# start of Supplied data

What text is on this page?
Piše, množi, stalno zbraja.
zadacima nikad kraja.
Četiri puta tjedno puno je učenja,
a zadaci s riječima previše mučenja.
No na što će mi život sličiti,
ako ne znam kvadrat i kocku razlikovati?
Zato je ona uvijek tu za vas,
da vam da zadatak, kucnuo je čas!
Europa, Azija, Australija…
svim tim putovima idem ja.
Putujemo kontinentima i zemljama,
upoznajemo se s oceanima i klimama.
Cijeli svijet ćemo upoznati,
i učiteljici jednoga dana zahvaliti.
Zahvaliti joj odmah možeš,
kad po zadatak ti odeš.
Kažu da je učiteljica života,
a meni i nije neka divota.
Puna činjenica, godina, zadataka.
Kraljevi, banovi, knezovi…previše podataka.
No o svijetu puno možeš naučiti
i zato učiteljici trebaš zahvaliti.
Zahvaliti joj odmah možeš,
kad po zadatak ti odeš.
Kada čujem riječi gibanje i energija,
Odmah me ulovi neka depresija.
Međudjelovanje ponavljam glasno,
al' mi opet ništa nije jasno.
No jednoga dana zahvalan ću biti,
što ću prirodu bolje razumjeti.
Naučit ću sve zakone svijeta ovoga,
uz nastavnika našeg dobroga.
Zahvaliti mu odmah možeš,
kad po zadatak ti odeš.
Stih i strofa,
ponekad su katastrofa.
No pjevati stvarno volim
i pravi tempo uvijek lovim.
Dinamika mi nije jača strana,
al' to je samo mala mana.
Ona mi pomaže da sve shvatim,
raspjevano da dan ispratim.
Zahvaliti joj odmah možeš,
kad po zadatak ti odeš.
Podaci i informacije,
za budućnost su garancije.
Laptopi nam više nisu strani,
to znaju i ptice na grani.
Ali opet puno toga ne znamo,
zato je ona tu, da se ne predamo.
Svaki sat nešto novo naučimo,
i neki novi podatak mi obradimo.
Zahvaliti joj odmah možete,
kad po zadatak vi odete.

# end of Supplied data

• _What the exercise asks_
Repeat the records above in full, character for character.

• _Solution for this exercise_
What text is on this page?
Piše, množi, stalno zbraja.
zadacima nikad kraja.
Četiri puta tjedno puno je učenja,
a zadaci s riječima previše mučenja.
No na što će mi život sličiti,
ako ne znam kvadrat i kocku razlikovati?
Zato je ona uvijek tu za vas,
da vam da zadatak, kucnuo je čas!
Europa, Azija, Australija…
svim tim putovima idem ja.
Putujemo kontinentima i zemljama,
upoznajemo se s oceanima i klimama.
Cijeli svijet ćemo upoznati,
i učiteljici jednoga dana zahvaliti.
Zahvaliti joj odmah možeš,
kad po zadatak ti odeš.
Kažu da je učiteljica života,
a meni i nije neka divota.
Puna činjenica, godina, zadataka.
Kraljevi, banovi, knezovi…previše podataka.
No o svijetu puno možeš naučiti
i zato učiteljici trebaš zahvaliti.
Zahvaliti joj odmah možeš,
kad po zadatak ti odeš.
Kada čujem riječi gibanje i energija,
Odmah me ulovi neka depresija.
Međudjelovanje ponavljam glasno,
al' mi opet ništa nije jasno.
No jednoga dana zahvalan ću biti,
što ću prirodu bolje razumjeti.
Naučit ću sve zakone svijeta ovoga,
uz nastavnika našeg dobroga.
Zahvaliti mu odmah možeš,
kad po zadatak ti odeš.
Stih i strofa,
ponekad su katastrofa.
No pjevati stvarno volim
i pravi tempo uvijek lovim.
Dinamika mi nije jača strana,
al' to je samo mala mana.
Ona mi pomaže da sve shvatim,
raspjevano da dan ispratim.
Zahvaliti joj odmah možeš,
kad po zadatak ti odeš.
Podaci i informacije,
za budućnost su garancije.
Laptopi nam više nisu strani,
to znaju i ptice na grani.
Ali opet puno toga ne znamo,
zato je ona tu, da se ne predamo.
Svaki sat nešto novo naučimo,
i neki novi podatak mi obradimo.
Zahvaliti joj odmah možete,
kad po zadatak vi odete.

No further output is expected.